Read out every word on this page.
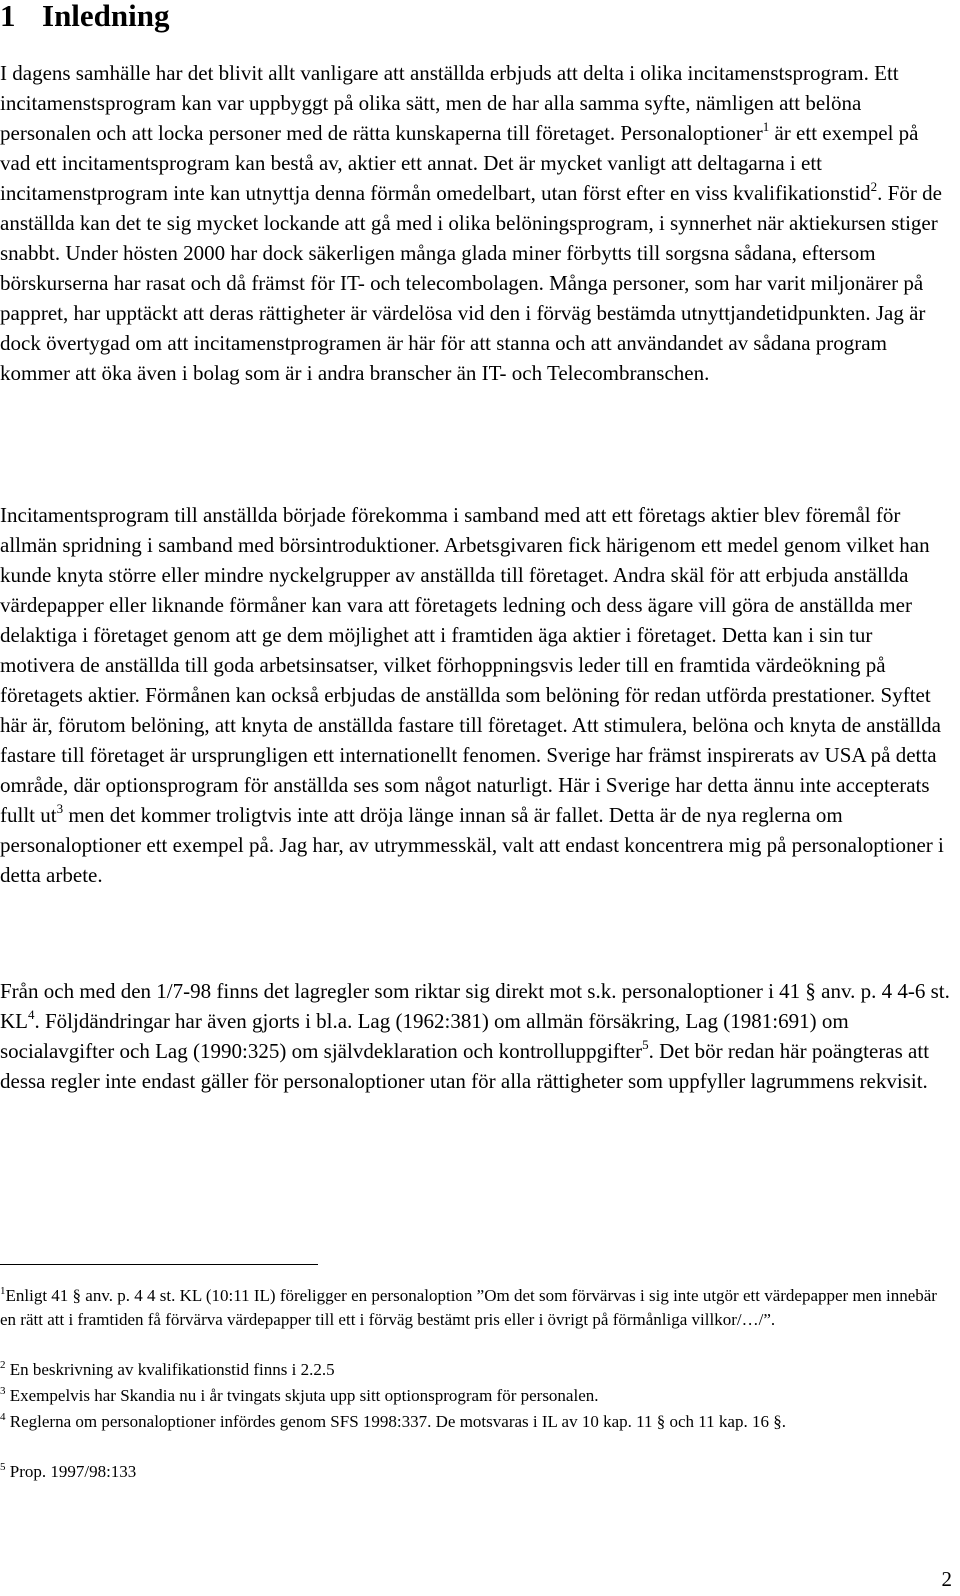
1 Inledning

I dagens samhälle har det blivit allt vanligare att anställda erbjuds att delta i olika incitamenstsprogram. Ett incitamenstsprogram kan var uppbyggt på olika sätt, men de har alla samma syfte, nämligen att belöna personalen och att locka personer med de rätta kunskaperna till företaget. Personaloptioner$^1$ är ett exempel på vad ett incitamentsprogram kan bestå av, aktier ett annat. Det är mycket vanligt att deltagarna i ett incitamenstprogram inte kan utnyttja denna förmån omedelbart, utan först efter en viss kvalifikationstid$^2$. För de anställda kan det te sig mycket lockande att gå med i olika belöningsprogram, i synnerhet när aktiekursen stiger snabbt. Under hösten 2000 har dock säkerligen många glada miner förbytts till sorgsna sådana, eftersom börskurserna har rasat och då främst för IT- och telecombolagen. Många personer, som har varit miljonärer på pappret, har upptäckt att deras rättigheter är värdelösa vid den i förväg bestämda utnyttjandetidpunkten. Jag är dock övertygad om att incitamenstprogramen är här för att stanna och att användandet av sådana program kommer att öka även i bolag som är i andra branscher än IT- och Telecombranschen.

Incitamentsprogram till anställda började förekomma i samband med att ett företags aktier blev föremål för allmän spridning i samband med börsintroduktioner. Arbetsgivaren fick härigenom ett medel genom vilket han kunde knyta större eller mindre nyckelgrupper av anställda till företaget. Andra skäl för att erbjuda anställda värdepapper eller liknande förmåner kan vara att företagets ledning och dess ägare vill göra de anställda mer delaktiga i företaget genom att ge dem möjlighet att i framtiden äga aktier i företaget. Detta kan i sin tur motivera de anställda till goda arbetsinsatser, vilket förhoppningsvis leder till en framtida värdeökning på företagets aktier. Förmånen kan också erbjudas de anställda som belöning för redan utförda prestationer. Syftet här är, förutom belöning, att knyta de anställda fastare till företaget. Att stimulera, belöna och knyta de anställda fastare till företaget är ursprungligen ett internationellt fenomen. Sverige har främst inspirerats av USA på detta område, där optionsprogram för anställda ses som något naturligt. Här i Sverige har detta ännu inte accepterats fullt $ut^3$ men det kommer troligtvis inte att dröja länge innan så är fallet. Detta är de nya reglerna om personaloptioner ett exempel på. Jag har, av utrymmesskäl, valt att endast koncentrera mig på personaloptioner i detta arbete.

Från och med den 1/7-98 finns det lagregler som riktar sig direkt mot s.k. personaloptioner i 41 § anv. p. 4 4-6 st. $KL^4$. Följdändringar har även gjorts i bl.a. Lag (1962:381) om allmän försäkring, Lag (1981:691) om socialavgifter och Lag (1990:325) om självdeklaration och kontrolluppgifter$^5$. Det bör redan här poängteras att dessa regler inte endast gäller för personaloptioner utan för alla rättigheter som uppfyller lagrummens rekvisit.

$^1$Enligt 41 § anv. p. 4 4 st. KL (10:11 IL) föreligger en personaloption ”Om det som förvärvas i sig inte utgör ett värdepapper men innebär en rätt att i framtiden få förvärva värdepapper till ett i förväg bestämt pris eller i övrigt på förmånliga villkor/…/”.

$^2$ En beskrivning av kvalifikationstid finns i 2.2.5

$^3$ Exempelvis har Skandia nu i år tvingats skjuta upp sitt optionsprogram för personalen.

$^4$ Reglerna om personaloptioner infördes genom SFS 1998:337. De motsvaras i IL av 10 kap. 11 § och 11 kap. 16 §.

$^5$ Prop. 1997/98:133

2
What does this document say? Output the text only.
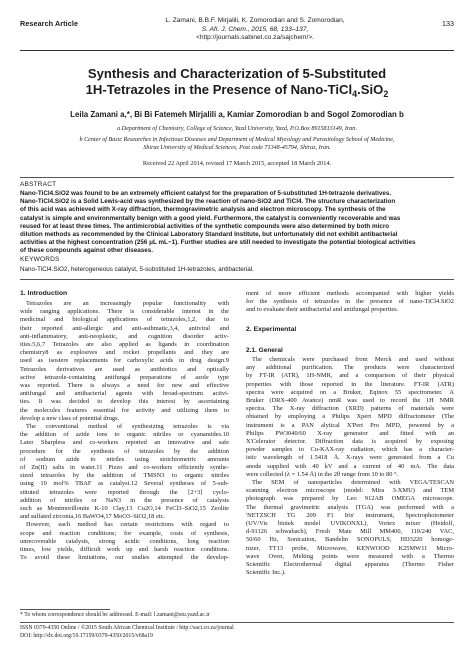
Research Article	L. Zamani, B.B.F. Mirjalili, K. Zomorodian and S. Zomorodian,
S. Afr. J. Chem., 2015, 68, 133–137,
<http://journals.sabinet.co.za/sajchem/>.
133
Synthesis and Characterization of 5-Substituted
1H-Tetrazoles in the Presence of Nano-TiCl$_4$.SiO$_2$
Leila Zamani a,*, Bi Bi Fatemeh Mirjalili a, Kamiar Zomorodian b and Sogol Zomorodian b
a Department of Chemistry, College of Science, Yazd University, Yazd, P.O.Box 8915813149, Iran.
b Center of Basic Researches in Infectious Diseases and Department of Medical Mycology and Parasitology School of Medicine,
Shiraz University of Medical Sciences, Post code 71348-45794, Shiraz, Iran.
Received 22 April 2014, revised 17 March 2015, accepted 18 March 2014.
ABSTRACT
Nano-TiCl4.SiO2 was found to be an extremely efficient catalyst for the preparation of 5-substituted 1H-tetrazole derivatives.
Nano-TiCl4.SiO2 is a Solid Lewis-acid was synthesized by the reaction of nano-SiO2 and TiCl4. The structure characterization
of this acid was achieved with X-ray diffraction, thermogravimetric analysis and electron microscopy. The synthesis of the
catalyst is simple and environmentally benign with a good yield. Furthermore, the catalyst is conveniently recoverable and was
reused for at least three times. The antimicrobial activities of the synthetic compounds were also determined by both micro
dilution methods as recommended by the Clinical Laboratory Standard Institute, but unfortunately did not exhibit antibacterial
activities at the highest concentration (256 μL mL−1). Further studies are still needed to investigate the potential biological activities
of these compounds against other diseases.
KEYWORDS
Nano-TiCl4.SiO2, heterogeneous catalyst, 5-substituted 1H-tetrazoles, antibacterial.
1. Introduction
Tetrazoles are an increasingly popular functionality with
wide ranging applications. There is considerable interest in the
medicinal and biological applications of tetrazoles,1,2, due to
their reported anti-allergic and anti-asthmatic,3,4, antiviral and
anti-inflammatory, anti-neoplastic, and cognition disorder activ-
ities.5,6,7 Tetrazoles are also applied as ligands in coordination
chemistry8 as explosives and rocket propellants and they are
used as isostere replacements for carboxylic acids in drug design.9
Tetrazoles derivatives are used as antibiotics and optically
active tetrazole-containing antifungal preparations of azole type
was reported. There is always a need for new and effective
antifungal and antibacterial agents with broad-spectrum activi-
ties. It was decided to develop this interest by ascertaining
the molecules features essential for activity and utilizing them to
develop a new class of potential drugs.
The conventional method of synthesizing tetrazoles is via
the addition of azide ions to organic nitriles or cyanamides.10
Later Sharpless and co-workers reported an innovative and safe
procedure for the synthesis of tetrazoles by the addition
of sodium azide to nitriles using stoichiometric amounts
of Zn(II) salts in water.11 Pizzo and co-workers efficiently synthe-
sized tetrazoles by the addition of TMSN3 to organic nitriles
using 10 mol% TBAF as catalyst.12 Several syntheses of 5-sub-
stituted tetrazoles were reported through the [2+3] cyclo-
addition of nitriles or NaN3 in the presence of catalysts
such as Montmorillonite K-10 Clay,13 Cu2O,14 FeCl3–SiO2,15 Zeolite
and sulfated zirconia,16 BaWO4,17 MoO3–SiO2,18 etc.
However, each method has certain restrictions with regard to
scope and reaction conditions; for example, costs of synthesis,
unrecoverable catalysts, strong acidic conditions, long reaction
times, low yields, difficult work up and harsh reaction conditions.
To avoid these limitations, our studies attempted the develop-
ment of more efficient methods accompanied with higher yields
for the synthesis of tetrazoles in the presence of nano-TiCl4.SiO2
and to evaluate their antibacterial and antifungal properties.
2. Experimental
2.1. General
The chemicals were purchased from Merck and used without
any additional purification. The products were characterized
by FT-IR (ATR), 1H-NMR, and a comparison of their physical
properties with those reported in the literature. FT-IR (ATR)
spectra were acquired on a Bruker, Eqinox 55 spectrometer. A
Bruker (DRX-400 Avance) nmR was used to record the 1H NMR
spectra. The X-ray diffraction (XRD) patterns of materials were
obtained by employing a Philips Xpert MPD diffractometer (The
instrument is a PAN alytical X'Pert Pro MPD, powered by a
Philips PW3040/60 X-ray generator and fitted with an
X'Celerator detector. Diffraction data is acquired by exposing
powder samples to Cu-KAX-ray radiation, which has a character-
istic wavelength of 1.5418 Å. X-rays were generated from a Cu
anode supplied with 40 kV and a current of 40 mA. The data
were collected (λ = 1.54 Å) in the 2θ range from 10 to 80 °.
The SEM of nanoparticles determined with VEGA/TESCAN
scanning electron microscope (model: Mira 3-XMU) and TEM
photograph was prepared by Leo 912AB OMEGA microscope.
The thermal gravimetric analysis (TGA) was performed with a
'NETZSCH TG 209 F1 Iris' instrument, Spectrophotometer
(UV/Vis biotek model UVIKONXL), Vortex mixer (Heidolf,
d-91126 schwabach), Fresh Mate Mill MM400, 110/240 VAC,
50/60 Hz, Sonication, Bandelin SONOPULS, HD3220 homoge-
nizer, TT13 probe, Microwave, KENWOOD K25MW11 Micro-
wave Oven, Melting points were measured with a Thermo
Scientific Electrothermal digital apparatus (Thermo Fisher
Scientific Inc.).
* To whom correspondence should be addressed. E-mail: l.zamani@stu.yazd.ac.ir
ISSN 0379-4350 Online / ©2015 South African Chemical Institute / http://saci.co.za/journal
DOI: http://dx.doi.org/10.17159/0379-4350/2015/v68a19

====================

In the listing, find every line with the word "studies" and return it.

activities at the highest concentration (256 μL mL−1). Further studies are still needed to investigate the potential biological activities
To avoid these limitations, our studies attempted the develop-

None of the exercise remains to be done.